• **PROBLEMS TO SOLVE**
a – In the comments on home canning, what do you add to tomatoes to make them more acidic?
b – Write out everything in the canning comments from "Examples of things" down to "at Whole Foods.".
c – Extend the comments on home canning and food preserving from the point where they stop.

• **TEXT SECTION**
=======
Examples of things you can can in a water bath: jellies, jams, preserves, pickles and tomatoes (as long as you add extra acid; tomatoes lie on the edge of safe canning acidity). If you add other veggies to your tomatoes, you might lower the acidity enough so that it’s a scary botulism-ridden mess. You don’t want that.
In comes Pressure canning, which I’ve never done. This actually does require some more specialized tools–namely, the pressure canner (ta-dah!). Pressure canning is used to can things with a low PH, like green beans and….i dunno. Other things. Meat maybe? Like I said, I’ve not done it.
OK, just looked it up (http://tinyurl.com/2oh5kz)and it seems like you can can just about any vegetable. Right on.
So.
I hope that helps. Email me with any other questions.
To make tomatoes more acidic, you add food-grade citric acid. I got mine at Whole Foods.
Whew. Tired now. Wrote too much.
August 23, 2007 at 7:17 PM
Oh. And as to freezers. Chest freezer=doesn’t let all the cold out when you open it, but is a pain in the buttinsky to access your food. You’ll be digging around in there for-evah. Upright freezer: you lose some/all of the cold when you open the door, but you can get to your foods quicker. Craigslist has used freezers for sale every week. You can get them for a song. I just haven’t yet.
Also freezing is way easier than pressure canning, and that’s why I don’t can the low acid stuff, typically.
Veggies need to be blanched before you freeze them. There’s something about the texture that gets all messed up if you don’t blanch first. Blanching means to plop the veg in boiling water for a minute or so and then put it into an ice-water plunge to stop the cooking. \
And….that’s what I know. Oh: freeze things on cookie sheets if you want them not to be in a big lump. Freeze in the size portions you’ll want to use.
Ummmmmmmmmmmm. OK. Go with it.
August 23, 2007 at 11:26 PM
I use a giant 20 quart stainless stockpot for a boiling water bath and the bottom wire piece from my pressure canner. It is basically just to keep the jars off the bottom of the pot so that heat can exchange more efficiently. Any wire rack will do. I can fit 7 quarts in the stockpot at once. And like Stew says, get a jar lifter. Best tool ever.
As for drying, I dried chile peppers just by hanging them from a string. Lots of fruits and veggies can be dried just sitting on a baking sheet with the oven light turned on for a day.
=======
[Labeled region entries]

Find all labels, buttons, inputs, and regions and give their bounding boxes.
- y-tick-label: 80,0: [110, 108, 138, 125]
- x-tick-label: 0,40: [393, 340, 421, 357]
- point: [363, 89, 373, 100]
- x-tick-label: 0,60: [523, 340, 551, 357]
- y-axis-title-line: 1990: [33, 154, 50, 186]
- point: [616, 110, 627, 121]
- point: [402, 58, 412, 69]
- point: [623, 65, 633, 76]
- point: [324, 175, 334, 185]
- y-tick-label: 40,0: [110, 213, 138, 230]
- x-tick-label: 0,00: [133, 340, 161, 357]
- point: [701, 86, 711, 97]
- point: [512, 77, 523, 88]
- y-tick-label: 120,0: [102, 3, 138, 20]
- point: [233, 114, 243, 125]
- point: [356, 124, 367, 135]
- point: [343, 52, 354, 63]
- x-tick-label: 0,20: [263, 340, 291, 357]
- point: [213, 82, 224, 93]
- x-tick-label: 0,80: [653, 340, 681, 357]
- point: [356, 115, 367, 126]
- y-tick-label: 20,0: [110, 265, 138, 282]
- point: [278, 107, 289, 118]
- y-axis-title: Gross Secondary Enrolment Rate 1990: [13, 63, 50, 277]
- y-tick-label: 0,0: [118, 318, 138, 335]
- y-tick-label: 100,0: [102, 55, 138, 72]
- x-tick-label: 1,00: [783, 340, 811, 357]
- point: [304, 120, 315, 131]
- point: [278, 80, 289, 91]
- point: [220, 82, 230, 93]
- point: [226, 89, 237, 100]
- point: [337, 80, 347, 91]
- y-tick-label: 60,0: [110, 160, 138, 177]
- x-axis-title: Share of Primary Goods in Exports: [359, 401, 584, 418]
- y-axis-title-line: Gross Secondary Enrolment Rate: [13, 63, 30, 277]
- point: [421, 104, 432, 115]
=======
• **RESULTS IN ORDER**
a – Food-grade citric acid.

b –
Examples of things you can can in a water bath: jellies, jams, preserves, pickles and tomatoes (as long as you add extra acid; tomatoes lie on the edge of safe canning acidity). If you add other veggies to your tomatoes, you might lower the acidity enough so that it’s a scary botulism-ridden mess. You don’t want that.
In comes Pressure canning, which I’ve never done. This actually does require some more specialized tools–namely, the pressure canner (ta-dah!). Pressure canning is used to can things with a low PH, like green beans and….i dunno. Other things. Meat maybe? Like I said, I’ve not done it.
OK, just looked it up (http://tinyurl.com/2oh5kz)and it seems like you can can just about any vegetable. Right on.
So.
I hope that helps. Email me with any other questions.
To make tomatoes more acidic, you add food-grade citric acid. I got mine at Whole Foods.

c –
I’m starting to get into preserving without freezing or canning. I just bought a book on the subject, but I have yet to get into it.
August 24, 2007 at 6:37 PM
First off, you are in Greensboro right? I don’t know how many farmers markets you have there that are open through the winter , but here in Durham the local market is open every other saturday and the state market in raliegh is open every day. There is local food avaliable in NC in the winter: sweet potatoes, winter squash, brocoli, cooking greens, turnips, irish potatoes. But that gets pretty monotonous, so you do want to put some food up.
You say you have two jars of tomato sauce. Did you freeze them? Jams and jellies can be put in jars and sealed with out a water bath–the worst thing that will happen is they will mold and need to be tossed out. But with tomatoes you either need to freeze them or follow a tested recipe for canning. Botulism is really nasty, but it’s easy to avoid so long as you make sure you know what you’re doing.
If you have a big pot you can can in it. You want to put something on the bottom (a towel for example) to keep the jars from breaking from the heat of the metal touching the burner. You need enough water in the pot to cover the jars by at least one inch. Try that before you go out and buy anything. If you starting canning regularly you’ll probably want to get a water path canner and the little set of accessories (canning funnel ,jar lifter, etc) they sell to go with it.
I’d really recommend going to the harvest forum on gardenweb ( http://forums.gardenweb.com/forums/harvest/ ) The folks on there are really helpful, and there are loads of recipes posted.
Low acid foods (vegetables) need to have a lot of added acid to go in a water bath canner. Pressure canning is easy, but you want to be familiar with the basics of canning before you try it. So you probably want to stick to freezing veggies this year. Freezers are really simple appliances and they are basically all energy efficient. You want to avoid a self defrosting one though–they work by turning on and off constantly so they use a lot more electricity and shorten the life of your food. I find it really helps to keep a list of what I have in there so that I’m not looking all over for something that doesn’t exist whilst totally forgetting about other things til they’re past their prime.
Good luck, it’s all really easy once you’ve got the hang of it.
August 24, 2007 at 9:02 PM
Wow, you’re getting tons of good advice here!
I thought I would chime in on the pressure canner thing. I’ve canned stuff for years, mainly the tomatoes and pickles things, and jam, of course, then…I got the pressure canner. Now I can EVERYTHING in it. Everything I don’t freeze, that is. Beets, corn off the cob, veg stock, tomato sauce with lots of peppers, salsa…you get the picture. Dried beans, cooked first then put up…instant chili. blah blahdy blah.
I am finding that I use it in lieu of the two big canning pots I have. Boiling-water baths are somewhat scary to me. I have great faith that my canner will never “blow up,” so somehow I am not afraid of it. But I do know that pressurized stuff heats up a LOT more than a simple boiling-water bath, so lots more cooties get killed in the process.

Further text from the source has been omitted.